[PROMPT]: Return the material word for word. Do not include pictures.

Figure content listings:
===============

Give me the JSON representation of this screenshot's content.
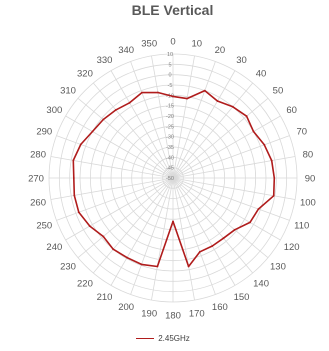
{
  "chart_data": {
    "type": "line",
    "subtype": "polar",
    "title": "BLE Vertical",
    "angle_unit": "degrees",
    "angle_ticks": [
      0,
      10,
      20,
      30,
      40,
      50,
      60,
      70,
      80,
      90,
      100,
      110,
      120,
      130,
      140,
      150,
      160,
      170,
      180,
      190,
      200,
      210,
      220,
      230,
      240,
      250,
      260,
      270,
      280,
      290,
      300,
      310,
      320,
      330,
      340,
      350
    ],
    "angle_tick_labels": [
      "0",
      "10",
      "20",
      "30",
      "40",
      "50",
      "60",
      "70",
      "80",
      "90",
      "100",
      "110",
      "120",
      "130",
      "140",
      "150",
      "160",
      "170",
      "180",
      "190",
      "200",
      "210",
      "220",
      "230",
      "240",
      "250",
      "260",
      "270",
      "280",
      "290",
      "300",
      "310",
      "320",
      "330",
      "340",
      "350"
    ],
    "radial_ticks": [
      10,
      5,
      0,
      -5,
      -10,
      -15,
      -20,
      -25,
      -30,
      -35,
      -40,
      -45,
      -50
    ],
    "radial_tick_labels": [
      "10",
      "5",
      "0",
      "-5",
      "-10",
      "-15",
      "-20",
      "-25",
      "-30",
      "-35",
      "-40",
      "-45",
      "-50"
    ],
    "rlim": [
      -50,
      10
    ],
    "grid": true,
    "legend_position": "bottom",
    "colors": {
      "series": "#b01c1c",
      "grid": "#d9d9d9",
      "text": "#595959"
    },
    "series": [
      {
        "name": "2.45GHz",
        "angles": [
          0,
          10,
          20,
          30,
          40,
          50,
          60,
          70,
          80,
          90,
          100,
          110,
          120,
          130,
          140,
          150,
          160,
          170,
          180,
          190,
          200,
          210,
          220,
          230,
          240,
          250,
          260,
          270,
          280,
          290,
          300,
          310,
          320,
          330,
          340,
          350
        ],
        "values": [
          -10.5,
          -11,
          -5,
          -7,
          -5,
          -3.5,
          -5,
          -3,
          -1.5,
          -1,
          -0.5,
          -6,
          -7,
          -11,
          -12,
          -12,
          -12,
          -6.5,
          -29,
          -6.5,
          -5.5,
          -5.5,
          -5,
          -6,
          -3.5,
          -1.5,
          -1.5,
          -2,
          -1,
          -2.5,
          -5,
          -6,
          -7,
          -8,
          -6,
          -8
        ]
      }
    ]
  }
}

===============

[EXERCISE RESPONSE]:
Give me the JSON representation of this screenshot's content.
{
  "chart_data": {
    "type": "line",
    "subtype": "polar",
    "title": "BLE Vertical",
    "angle_unit": "degrees",
    "angle_ticks": [
      0,
      10,
      20,
      30,
      40,
      50,
      60,
      70,
      80,
      90,
      100,
      110,
      120,
      130,
      140,
      150,
      160,
      170,
      180,
      190,
      200,
      210,
      220,
      230,
      240,
      250,
      260,
      270,
      280,
      290,
      300,
      310,
      320,
      330,
      340,
      350
    ],
    "angle_tick_labels": [
      "0",
      "10",
      "20",
      "30",
      "40",
      "50",
      "60",
      "70",
      "80",
      "90",
      "100",
      "110",
      "120",
      "130",
      "140",
      "150",
      "160",
      "170",
      "180",
      "190",
      "200",
      "210",
      "220",
      "230",
      "240",
      "250",
      "260",
      "270",
      "280",
      "290",
      "300",
      "310",
      "320",
      "330",
      "340",
      "350"
    ],
    "radial_ticks": [
      10,
      5,
      0,
      -5,
      -10,
      -15,
      -20,
      -25,
      -30,
      -35,
      -40,
      -45,
      -50
    ],
    "radial_tick_labels": [
      "10",
      "5",
      "0",
      "-5",
      "-10",
      "-15",
      "-20",
      "-25",
      "-30",
      "-35",
      "-40",
      "-45",
      "-50"
    ],
    "rlim": [
      -50,
      10
    ],
    "grid": true,
    "legend_position": "bottom",
    "colors": {
      "series": "#b01c1c",
      "grid": "#d9d9d9",
      "text": "#595959"
    },
    "series": [
      {
        "name": "2.45GHz",
        "angles": [
          0,
          10,
          20,
          30,
          40,
          50,
          60,
          70,
          80,
          90,
          100,
          110,
          120,
          130,
          140,
          150,
          160,
          170,
          180,
          190,
          200,
          210,
          220,
          230,
          240,
          250,
          260,
          270,
          280,
          290,
          300,
          310,
          320,
          330,
          340,
          350
        ],
        "values": [
          -10.5,
          -11,
          -5,
          -7,
          -5,
          -3.5,
          -5,
          -3,
          -1.5,
          -1,
          -0.5,
          -6,
          -7,
          -11,
          -12,
          -12,
          -12,
          -6.5,
          -29,
          -6.5,
          -5.5,
          -5.5,
          -5,
          -6,
          -3.5,
          -1.5,
          -1.5,
          -2,
          -1,
          -2.5,
          -5,
          -6,
          -7,
          -8,
          -6,
          -8
        ]
      }
    ]
  }
}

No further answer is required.